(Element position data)
————————
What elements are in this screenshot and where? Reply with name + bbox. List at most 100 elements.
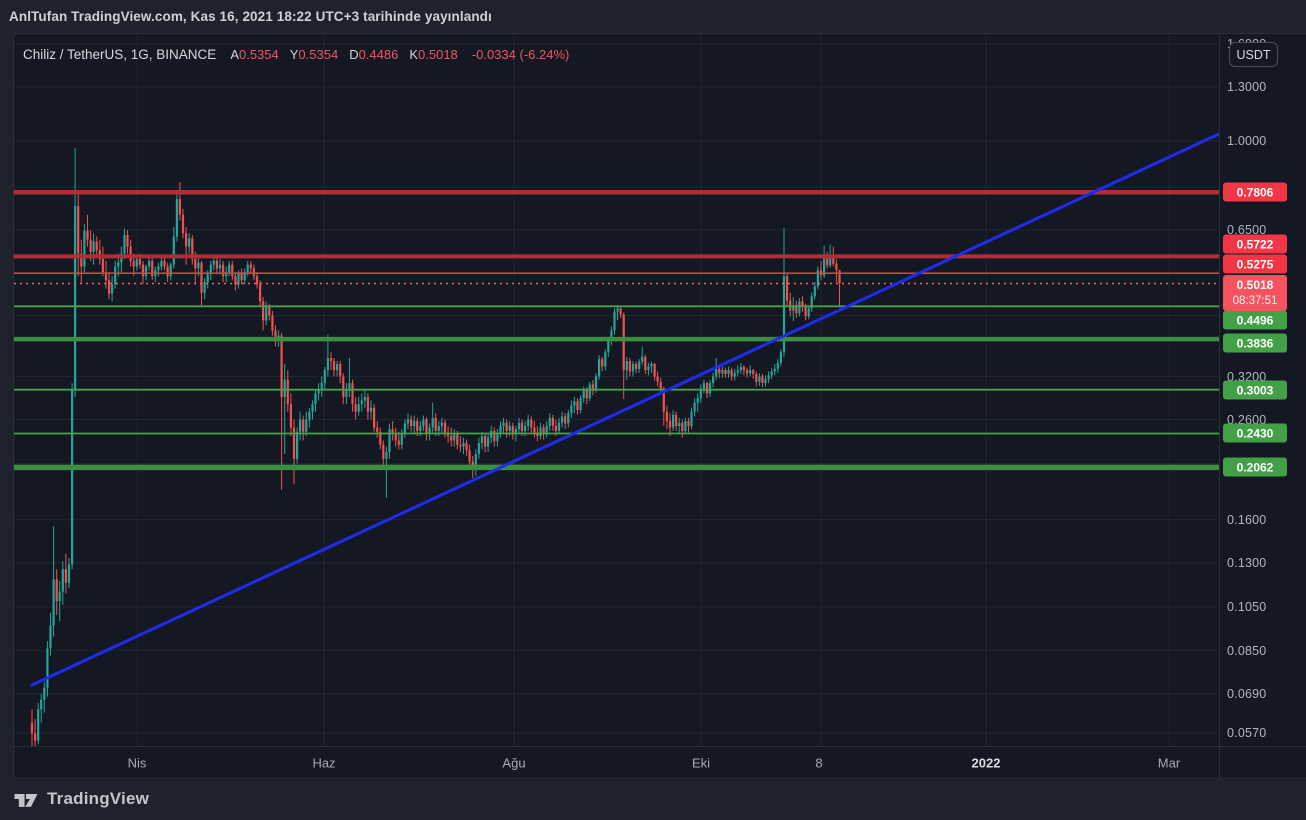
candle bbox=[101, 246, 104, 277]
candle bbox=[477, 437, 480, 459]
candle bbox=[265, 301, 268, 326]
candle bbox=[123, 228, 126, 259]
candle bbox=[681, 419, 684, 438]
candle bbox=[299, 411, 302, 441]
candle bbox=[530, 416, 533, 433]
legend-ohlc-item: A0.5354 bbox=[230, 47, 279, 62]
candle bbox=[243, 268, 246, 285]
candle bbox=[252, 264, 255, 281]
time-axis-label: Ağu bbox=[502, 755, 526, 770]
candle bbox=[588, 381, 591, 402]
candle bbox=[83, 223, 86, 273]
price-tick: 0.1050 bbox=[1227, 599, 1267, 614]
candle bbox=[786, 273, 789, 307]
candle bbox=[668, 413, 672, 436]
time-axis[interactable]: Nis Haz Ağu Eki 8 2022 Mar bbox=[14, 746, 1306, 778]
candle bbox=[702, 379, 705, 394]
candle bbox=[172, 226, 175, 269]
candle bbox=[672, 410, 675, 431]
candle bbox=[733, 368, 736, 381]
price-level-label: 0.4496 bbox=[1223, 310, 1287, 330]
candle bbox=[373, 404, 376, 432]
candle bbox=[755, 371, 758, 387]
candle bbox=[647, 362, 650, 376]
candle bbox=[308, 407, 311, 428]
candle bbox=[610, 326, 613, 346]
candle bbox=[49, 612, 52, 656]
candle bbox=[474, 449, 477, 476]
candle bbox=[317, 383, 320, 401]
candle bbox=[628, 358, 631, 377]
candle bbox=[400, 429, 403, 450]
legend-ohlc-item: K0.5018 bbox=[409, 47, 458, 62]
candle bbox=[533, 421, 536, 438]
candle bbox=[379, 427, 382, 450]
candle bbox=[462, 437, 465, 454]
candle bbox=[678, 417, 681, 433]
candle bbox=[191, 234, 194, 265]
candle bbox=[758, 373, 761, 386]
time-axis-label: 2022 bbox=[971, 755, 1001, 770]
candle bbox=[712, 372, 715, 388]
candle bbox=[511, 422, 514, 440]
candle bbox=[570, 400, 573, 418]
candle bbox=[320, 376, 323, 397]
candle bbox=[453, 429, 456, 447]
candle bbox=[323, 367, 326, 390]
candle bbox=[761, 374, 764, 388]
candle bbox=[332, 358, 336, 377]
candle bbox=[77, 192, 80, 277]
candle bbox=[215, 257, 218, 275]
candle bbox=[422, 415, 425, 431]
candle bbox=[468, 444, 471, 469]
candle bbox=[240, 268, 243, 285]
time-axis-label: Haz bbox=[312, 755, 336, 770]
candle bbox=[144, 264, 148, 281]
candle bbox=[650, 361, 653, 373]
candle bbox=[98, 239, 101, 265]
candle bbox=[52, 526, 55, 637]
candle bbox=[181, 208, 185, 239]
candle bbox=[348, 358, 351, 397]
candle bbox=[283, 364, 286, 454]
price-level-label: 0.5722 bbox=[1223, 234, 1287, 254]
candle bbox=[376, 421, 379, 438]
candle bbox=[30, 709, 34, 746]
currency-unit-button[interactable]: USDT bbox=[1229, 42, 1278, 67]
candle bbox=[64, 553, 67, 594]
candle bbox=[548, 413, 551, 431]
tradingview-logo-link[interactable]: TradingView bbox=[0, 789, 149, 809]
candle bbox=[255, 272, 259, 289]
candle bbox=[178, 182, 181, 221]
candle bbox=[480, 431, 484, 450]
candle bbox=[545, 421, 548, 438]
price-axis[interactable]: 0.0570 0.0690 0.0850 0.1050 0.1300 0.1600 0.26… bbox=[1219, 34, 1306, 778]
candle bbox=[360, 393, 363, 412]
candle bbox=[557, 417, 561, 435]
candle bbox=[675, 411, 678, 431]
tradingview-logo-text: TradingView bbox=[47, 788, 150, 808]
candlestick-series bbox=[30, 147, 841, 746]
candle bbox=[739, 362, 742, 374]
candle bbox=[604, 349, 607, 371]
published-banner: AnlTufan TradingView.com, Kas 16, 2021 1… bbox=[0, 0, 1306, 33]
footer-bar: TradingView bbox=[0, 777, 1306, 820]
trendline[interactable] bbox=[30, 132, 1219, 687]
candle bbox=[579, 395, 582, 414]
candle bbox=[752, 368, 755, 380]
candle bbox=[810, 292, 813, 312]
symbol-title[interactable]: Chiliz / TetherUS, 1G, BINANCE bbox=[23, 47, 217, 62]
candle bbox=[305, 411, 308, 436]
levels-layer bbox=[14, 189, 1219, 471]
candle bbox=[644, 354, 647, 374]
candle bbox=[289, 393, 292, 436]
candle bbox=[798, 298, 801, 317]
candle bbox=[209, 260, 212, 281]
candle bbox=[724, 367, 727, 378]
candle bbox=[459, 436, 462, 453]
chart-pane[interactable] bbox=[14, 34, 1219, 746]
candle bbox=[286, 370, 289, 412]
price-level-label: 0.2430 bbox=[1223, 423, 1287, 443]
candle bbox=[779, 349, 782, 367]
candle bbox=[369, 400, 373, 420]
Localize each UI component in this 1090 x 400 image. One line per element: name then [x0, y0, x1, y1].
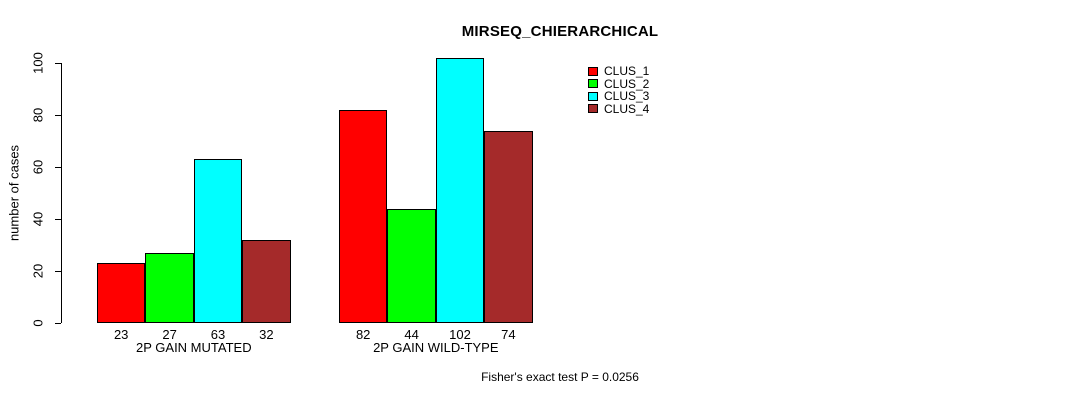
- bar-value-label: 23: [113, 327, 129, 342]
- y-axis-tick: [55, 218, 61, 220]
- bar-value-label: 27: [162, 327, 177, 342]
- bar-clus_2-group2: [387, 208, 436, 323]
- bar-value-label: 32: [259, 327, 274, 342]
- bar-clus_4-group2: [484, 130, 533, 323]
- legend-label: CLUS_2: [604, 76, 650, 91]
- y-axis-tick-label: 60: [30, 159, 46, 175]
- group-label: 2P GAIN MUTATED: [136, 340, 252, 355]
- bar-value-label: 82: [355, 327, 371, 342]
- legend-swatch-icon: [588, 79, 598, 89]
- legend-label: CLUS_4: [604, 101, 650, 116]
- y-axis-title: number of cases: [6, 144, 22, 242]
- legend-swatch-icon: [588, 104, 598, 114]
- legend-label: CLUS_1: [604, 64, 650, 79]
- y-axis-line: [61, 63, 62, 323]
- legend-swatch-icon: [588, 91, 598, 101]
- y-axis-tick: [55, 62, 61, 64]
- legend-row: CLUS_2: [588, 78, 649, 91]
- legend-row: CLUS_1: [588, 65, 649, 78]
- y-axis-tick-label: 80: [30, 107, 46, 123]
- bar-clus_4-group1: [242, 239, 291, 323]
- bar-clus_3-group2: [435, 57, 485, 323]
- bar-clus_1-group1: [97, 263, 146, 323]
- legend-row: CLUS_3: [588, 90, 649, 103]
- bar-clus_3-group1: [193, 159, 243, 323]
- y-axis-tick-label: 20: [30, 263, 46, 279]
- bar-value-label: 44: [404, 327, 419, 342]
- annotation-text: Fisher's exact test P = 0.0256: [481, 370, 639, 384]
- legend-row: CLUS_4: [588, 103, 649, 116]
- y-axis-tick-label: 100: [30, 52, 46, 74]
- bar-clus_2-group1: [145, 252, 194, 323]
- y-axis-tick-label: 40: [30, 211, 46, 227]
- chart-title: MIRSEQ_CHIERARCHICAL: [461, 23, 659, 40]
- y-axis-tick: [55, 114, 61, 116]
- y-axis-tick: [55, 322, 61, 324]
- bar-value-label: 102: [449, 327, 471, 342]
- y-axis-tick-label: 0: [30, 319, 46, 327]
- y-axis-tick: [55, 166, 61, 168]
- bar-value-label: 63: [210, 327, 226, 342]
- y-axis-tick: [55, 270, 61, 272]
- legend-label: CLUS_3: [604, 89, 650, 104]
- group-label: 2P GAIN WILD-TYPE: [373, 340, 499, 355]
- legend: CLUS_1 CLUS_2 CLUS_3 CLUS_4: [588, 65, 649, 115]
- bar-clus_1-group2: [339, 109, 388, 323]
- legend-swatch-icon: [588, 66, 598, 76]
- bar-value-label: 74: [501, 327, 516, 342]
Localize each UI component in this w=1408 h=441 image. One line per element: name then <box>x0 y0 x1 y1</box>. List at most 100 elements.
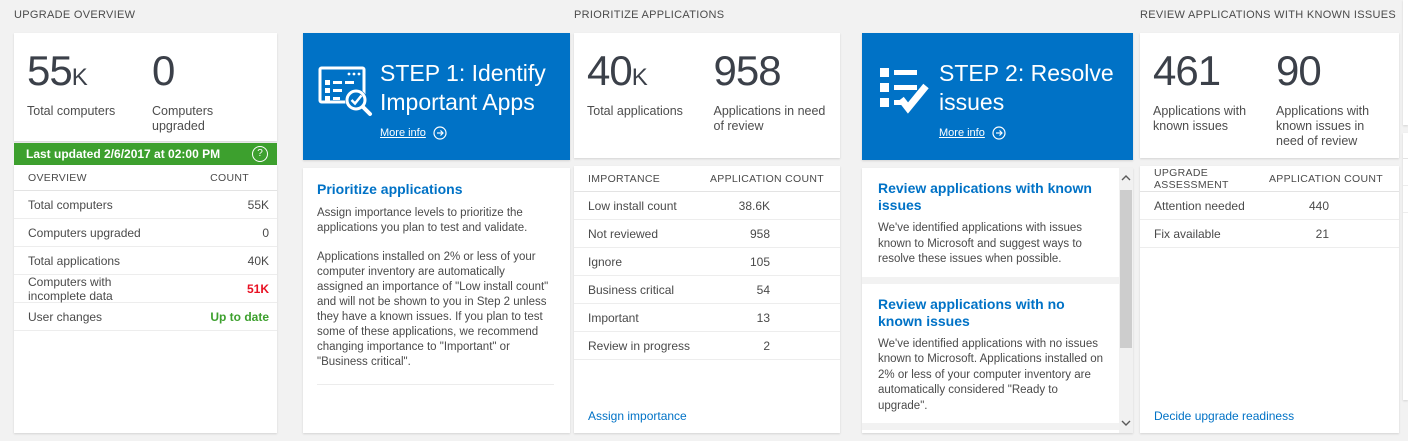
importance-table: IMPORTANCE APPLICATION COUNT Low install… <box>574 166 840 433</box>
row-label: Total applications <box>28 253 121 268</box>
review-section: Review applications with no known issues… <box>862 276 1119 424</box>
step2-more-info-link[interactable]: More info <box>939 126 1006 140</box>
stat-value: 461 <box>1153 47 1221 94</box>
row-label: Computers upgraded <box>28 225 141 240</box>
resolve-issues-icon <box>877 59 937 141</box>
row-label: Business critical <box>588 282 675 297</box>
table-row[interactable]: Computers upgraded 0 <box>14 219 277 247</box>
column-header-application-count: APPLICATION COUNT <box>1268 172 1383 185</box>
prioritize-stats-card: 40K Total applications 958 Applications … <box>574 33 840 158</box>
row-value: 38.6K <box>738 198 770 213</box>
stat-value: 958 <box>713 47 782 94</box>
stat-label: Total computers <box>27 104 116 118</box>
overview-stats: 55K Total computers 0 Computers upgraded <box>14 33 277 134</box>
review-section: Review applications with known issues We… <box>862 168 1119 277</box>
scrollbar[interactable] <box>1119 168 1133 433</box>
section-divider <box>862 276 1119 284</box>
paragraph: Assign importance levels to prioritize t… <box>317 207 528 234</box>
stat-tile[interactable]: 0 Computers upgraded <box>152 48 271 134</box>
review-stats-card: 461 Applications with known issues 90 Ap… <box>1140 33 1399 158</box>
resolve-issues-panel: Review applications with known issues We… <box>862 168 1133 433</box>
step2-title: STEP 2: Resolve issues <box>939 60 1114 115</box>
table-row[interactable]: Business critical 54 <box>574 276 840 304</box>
————————
* TASK: Please transcribe the rows without changes, beginning with the line that contains "- bar-value-label: 23: [113, 327, 129, 342]" and continuing through the line that contains "- legend-label: CLUS_2: [604, 76, 650, 91]".

* RESPONSE FOR THIS EXERCISE:
- bar-value-label: 23: [113, 327, 129, 342]
- y-axis-tick: [55, 218, 61, 220]
- bar-value-label: 27: [162, 327, 177, 342]
- bar-clus_2-group2: [387, 208, 436, 323]
- bar-value-label: 32: [259, 327, 274, 342]
- bar-clus_4-group2: [484, 130, 533, 323]
- legend-label: CLUS_2: [604, 76, 650, 91]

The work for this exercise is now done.